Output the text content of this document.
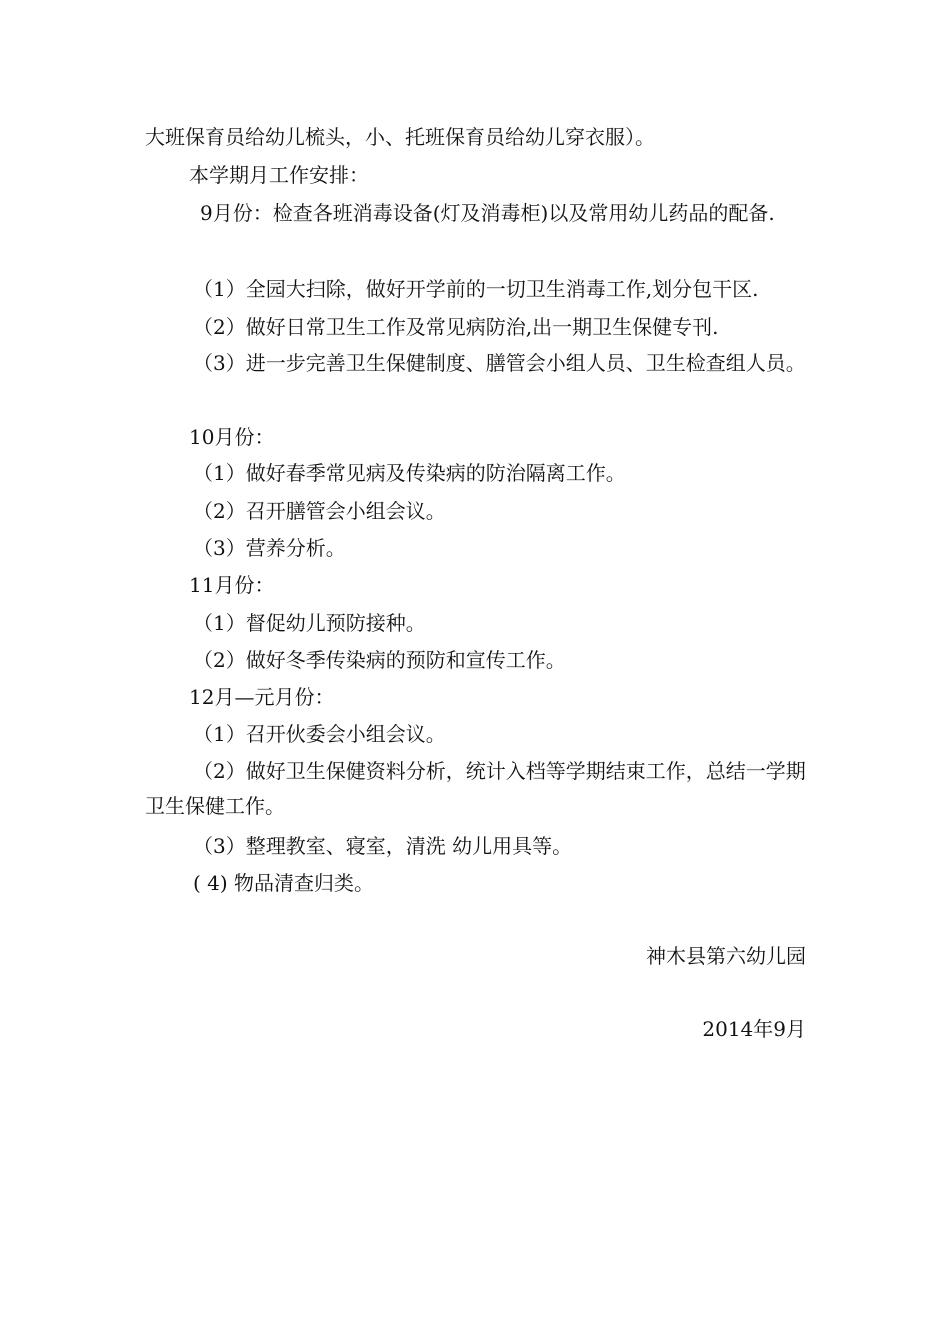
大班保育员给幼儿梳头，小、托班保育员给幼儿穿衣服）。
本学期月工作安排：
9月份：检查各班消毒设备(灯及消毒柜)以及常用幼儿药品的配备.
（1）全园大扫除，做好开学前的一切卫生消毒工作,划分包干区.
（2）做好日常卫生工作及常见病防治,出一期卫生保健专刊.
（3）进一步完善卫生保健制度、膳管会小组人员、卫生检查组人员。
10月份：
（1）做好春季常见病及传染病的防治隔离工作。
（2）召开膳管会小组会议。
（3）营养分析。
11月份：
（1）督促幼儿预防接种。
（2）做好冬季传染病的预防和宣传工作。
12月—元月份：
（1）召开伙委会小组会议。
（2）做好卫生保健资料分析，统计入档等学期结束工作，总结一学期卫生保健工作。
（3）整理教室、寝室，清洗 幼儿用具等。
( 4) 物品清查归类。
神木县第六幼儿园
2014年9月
...
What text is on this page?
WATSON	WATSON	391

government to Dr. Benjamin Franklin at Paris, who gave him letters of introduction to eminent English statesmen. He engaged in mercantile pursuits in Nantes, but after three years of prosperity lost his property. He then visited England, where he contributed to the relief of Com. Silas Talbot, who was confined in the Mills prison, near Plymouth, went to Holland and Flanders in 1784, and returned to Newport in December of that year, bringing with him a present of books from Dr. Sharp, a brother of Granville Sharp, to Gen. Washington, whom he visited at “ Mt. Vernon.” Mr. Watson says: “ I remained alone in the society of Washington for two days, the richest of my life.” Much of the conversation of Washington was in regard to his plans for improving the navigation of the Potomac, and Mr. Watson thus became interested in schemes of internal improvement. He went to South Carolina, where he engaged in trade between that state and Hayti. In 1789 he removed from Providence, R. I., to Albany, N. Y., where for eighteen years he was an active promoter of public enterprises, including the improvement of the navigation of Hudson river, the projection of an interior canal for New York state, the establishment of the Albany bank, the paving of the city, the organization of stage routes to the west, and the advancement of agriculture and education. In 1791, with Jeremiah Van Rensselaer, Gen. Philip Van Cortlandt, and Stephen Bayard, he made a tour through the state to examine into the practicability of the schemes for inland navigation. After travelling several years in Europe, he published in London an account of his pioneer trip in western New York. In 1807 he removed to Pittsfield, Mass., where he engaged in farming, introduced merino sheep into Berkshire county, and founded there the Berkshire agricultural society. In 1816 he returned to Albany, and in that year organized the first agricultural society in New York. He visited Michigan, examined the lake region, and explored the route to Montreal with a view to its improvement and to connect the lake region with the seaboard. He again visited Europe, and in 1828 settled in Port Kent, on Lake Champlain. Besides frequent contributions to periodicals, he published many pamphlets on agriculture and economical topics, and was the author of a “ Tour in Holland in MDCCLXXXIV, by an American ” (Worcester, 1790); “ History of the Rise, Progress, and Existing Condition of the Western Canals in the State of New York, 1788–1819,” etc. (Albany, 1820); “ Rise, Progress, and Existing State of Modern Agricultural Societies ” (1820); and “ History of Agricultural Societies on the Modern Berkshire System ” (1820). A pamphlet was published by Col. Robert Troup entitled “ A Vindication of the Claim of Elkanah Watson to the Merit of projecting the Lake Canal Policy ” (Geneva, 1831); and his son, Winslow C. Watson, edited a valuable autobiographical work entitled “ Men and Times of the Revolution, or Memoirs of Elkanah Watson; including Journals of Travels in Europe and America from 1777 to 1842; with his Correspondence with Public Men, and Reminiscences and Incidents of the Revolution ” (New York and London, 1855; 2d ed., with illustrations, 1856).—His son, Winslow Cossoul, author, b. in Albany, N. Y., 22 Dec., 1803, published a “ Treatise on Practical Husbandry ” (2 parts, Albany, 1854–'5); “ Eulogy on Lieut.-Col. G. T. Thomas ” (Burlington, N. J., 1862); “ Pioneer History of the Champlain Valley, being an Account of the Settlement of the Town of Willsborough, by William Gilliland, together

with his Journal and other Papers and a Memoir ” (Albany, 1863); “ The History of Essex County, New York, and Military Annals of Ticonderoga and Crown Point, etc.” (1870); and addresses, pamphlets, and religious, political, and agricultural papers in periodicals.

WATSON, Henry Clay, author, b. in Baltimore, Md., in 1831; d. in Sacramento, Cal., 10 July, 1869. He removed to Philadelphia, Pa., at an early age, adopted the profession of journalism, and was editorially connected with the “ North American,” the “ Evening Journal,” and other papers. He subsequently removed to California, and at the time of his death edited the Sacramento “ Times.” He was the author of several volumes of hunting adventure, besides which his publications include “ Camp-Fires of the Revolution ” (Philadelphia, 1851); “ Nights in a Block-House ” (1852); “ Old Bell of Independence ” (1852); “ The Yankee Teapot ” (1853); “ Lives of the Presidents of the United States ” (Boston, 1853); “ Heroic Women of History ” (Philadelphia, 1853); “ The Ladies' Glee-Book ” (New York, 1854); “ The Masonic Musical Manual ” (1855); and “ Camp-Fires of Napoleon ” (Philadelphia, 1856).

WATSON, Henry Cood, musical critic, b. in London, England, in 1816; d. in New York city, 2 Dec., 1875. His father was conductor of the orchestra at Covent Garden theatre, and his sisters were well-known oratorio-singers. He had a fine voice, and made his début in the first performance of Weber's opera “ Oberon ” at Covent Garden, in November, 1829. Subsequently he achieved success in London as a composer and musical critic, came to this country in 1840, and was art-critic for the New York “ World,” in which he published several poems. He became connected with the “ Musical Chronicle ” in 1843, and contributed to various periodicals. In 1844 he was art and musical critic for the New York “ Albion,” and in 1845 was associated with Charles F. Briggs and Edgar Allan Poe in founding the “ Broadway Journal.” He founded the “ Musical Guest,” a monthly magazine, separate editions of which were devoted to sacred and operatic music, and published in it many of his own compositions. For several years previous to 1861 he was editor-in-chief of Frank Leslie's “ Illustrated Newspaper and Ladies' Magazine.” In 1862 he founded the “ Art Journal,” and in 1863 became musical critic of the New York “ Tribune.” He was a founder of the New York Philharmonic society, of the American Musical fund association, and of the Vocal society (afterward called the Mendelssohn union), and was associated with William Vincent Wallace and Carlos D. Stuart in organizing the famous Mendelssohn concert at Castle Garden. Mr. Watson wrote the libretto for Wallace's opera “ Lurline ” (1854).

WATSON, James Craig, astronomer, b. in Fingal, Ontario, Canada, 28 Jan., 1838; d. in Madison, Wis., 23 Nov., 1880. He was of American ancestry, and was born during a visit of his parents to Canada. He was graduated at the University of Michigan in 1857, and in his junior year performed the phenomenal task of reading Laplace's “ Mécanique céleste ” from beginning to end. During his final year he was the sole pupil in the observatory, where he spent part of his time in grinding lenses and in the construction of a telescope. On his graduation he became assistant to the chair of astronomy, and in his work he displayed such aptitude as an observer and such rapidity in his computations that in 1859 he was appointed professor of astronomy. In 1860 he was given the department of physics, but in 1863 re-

▶ [Written request]: Find the word "text" in the entries, and copy every line it shows up in.

▶ [Task response]:
Output the text content of this document.
What text is on this page?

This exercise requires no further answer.